### [Set exercise]
The entries below should be given again exactly, minus their pictures.

--- Start Data for processing ---

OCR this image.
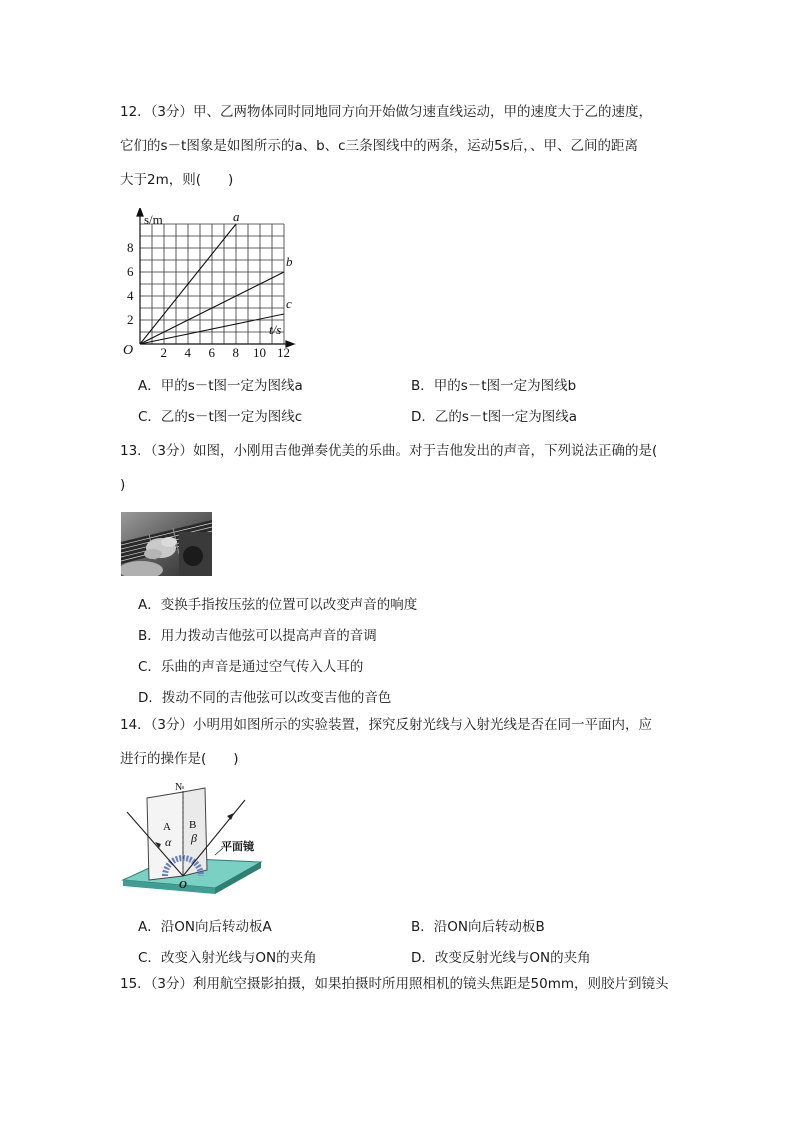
12．（3分）甲、乙两物体同时同地同方向开始做匀速直线运动，甲的速度大于乙的速度，

它们的s－t图象是如图所示的a、b、c三条图线中的两条，运动5s后，、甲、乙间的距离

大于2m，则(　　)

2 4 6 8 10 12
2
4
6
8
s/m
t/s
O
a
b
c
A．甲的s－t图一定为图线a	B．甲的s－t图一定为图线b
C．乙的s－t图一定为图线c	D．乙的s－t图一定为图线a

13．（3分）如图，小刚用吉他弹奏优美的乐曲。对于吉他发出的声音，下列说法正确的是(

)

A．变换手指按压弦的位置可以改变声音的响度
B．用力拨动吉他弦可以提高声音的音调
C．乐曲的声音是通过空气传入人耳的
D．拨动不同的吉他弦可以改变吉他的音色

14．（3分）小明用如图所示的实验装置，探究反射光线与入射光线是否在同一平面内，应

进行的操作是(　　)

N
A B
α β
O
平面镜
A．沿ON向后转动板A	B．沿ON向后转动板B
C．改变入射光线与ON的夹角	D．改变反射光线与ON的夹角

15．（3分）利用航空摄影拍摄，如果拍摄时所用照相机的镜头焦距是50mm，则胶片到镜头
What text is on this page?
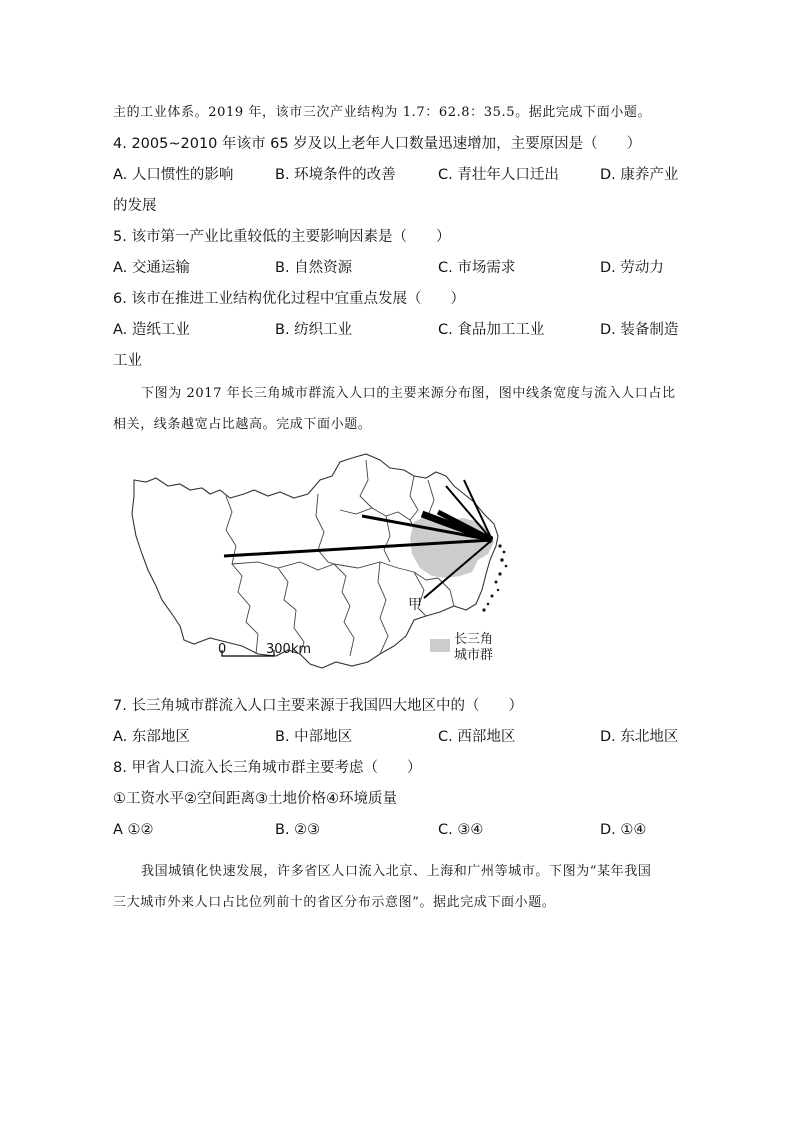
主的工业体系。2019 年，该市三次产业结构为 1.7：62.8：35.5。据此完成下面小题。
4. 2005~2010 年该市 65 岁及以上老年人口数量迅速增加，主要原因是（　　）
A. 人口惯性的影响	B. 环境条件的改善	C. 青壮年人口迁出	D. 康养产业
的发展
5. 该市第一产业比重较低的主要影响因素是（　　）
A. 交通运输	B. 自然资源	C. 市场需求	D. 劳动力
6. 该市在推进工业结构优化过程中宜重点发展（　　）
A. 造纸工业	B. 纺织工业	C. 食品加工工业	D. 装备制造
工业
下图为 2017 年长三角城市群流入人口的主要来源分布图，图中线条宽度与流入人口占比
相关，线条越宽占比越高。完成下面小题。
0	300km
甲
长三角
城市群
7. 长三角城市群流入人口主要来源于我国四大地区中的（　　）
A. 东部地区	B. 中部地区	C. 西部地区	D. 东北地区
8. 甲省人口流入长三角城市群主要考虑（　　）
①工资水平②空间距离③土地价格④环境质量
A ①②	B. ②③	C. ③④	D. ①④
我国城镇化快速发展，许多省区人口流入北京、上海和广州等城市。下图为“某年我国
三大城市外来人口占比位列前十的省区分布示意图”。据此完成下面小题。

--- End Data for processing ---

### [Correct result]
OCR this image.
12．（3分）甲、乙两物体同时同地同方向开始做匀速直线运动，甲的速度大于乙的速度，

它们的s－t图象是如图所示的a、b、c三条图线中的两条，运动5s后，、甲、乙间的距离

大于2m，则(　　)

2 4 6 8 10 12
2
4
6
8
s/m
t/s
O
a
b
c
A．甲的s－t图一定为图线a	B．甲的s－t图一定为图线b
C．乙的s－t图一定为图线c	D．乙的s－t图一定为图线a

13．（3分）如图，小刚用吉他弹奏优美的乐曲。对于吉他发出的声音，下列说法正确的是(

)

A．变换手指按压弦的位置可以改变声音的响度
B．用力拨动吉他弦可以提高声音的音调
C．乐曲的声音是通过空气传入人耳的
D．拨动不同的吉他弦可以改变吉他的音色

14．（3分）小明用如图所示的实验装置，探究反射光线与入射光线是否在同一平面内，应

进行的操作是(　　)

N
A B
α β
O
平面镜
A．沿ON向后转动板A	B．沿ON向后转动板B
C．改变入射光线与ON的夹角	D．改变反射光线与ON的夹角

15．（3分）利用航空摄影拍摄，如果拍摄时所用照相机的镜头焦距是50mm，则胶片到镜头
What text is on this page?
主的工业体系。2019 年，该市三次产业结构为 1.7：62.8：35.5。据此完成下面小题。
4. 2005~2010 年该市 65 岁及以上老年人口数量迅速增加，主要原因是（　　）
A. 人口惯性的影响	B. 环境条件的改善	C. 青壮年人口迁出	D. 康养产业
的发展
5. 该市第一产业比重较低的主要影响因素是（　　）
A. 交通运输	B. 自然资源	C. 市场需求	D. 劳动力
6. 该市在推进工业结构优化过程中宜重点发展（　　）
A. 造纸工业	B. 纺织工业	C. 食品加工工业	D. 装备制造
工业
下图为 2017 年长三角城市群流入人口的主要来源分布图，图中线条宽度与流入人口占比
相关，线条越宽占比越高。完成下面小题。
0	300km
甲
长三角
城市群
7. 长三角城市群流入人口主要来源于我国四大地区中的（　　）
A. 东部地区	B. 中部地区	C. 西部地区	D. 东北地区
8. 甲省人口流入长三角城市群主要考虑（　　）
①工资水平②空间距离③土地价格④环境质量
A ①②	B. ②③	C. ③④	D. ①④
我国城镇化快速发展，许多省区人口流入北京、上海和广州等城市。下图为“某年我国
三大城市外来人口占比位列前十的省区分布示意图”。据此完成下面小题。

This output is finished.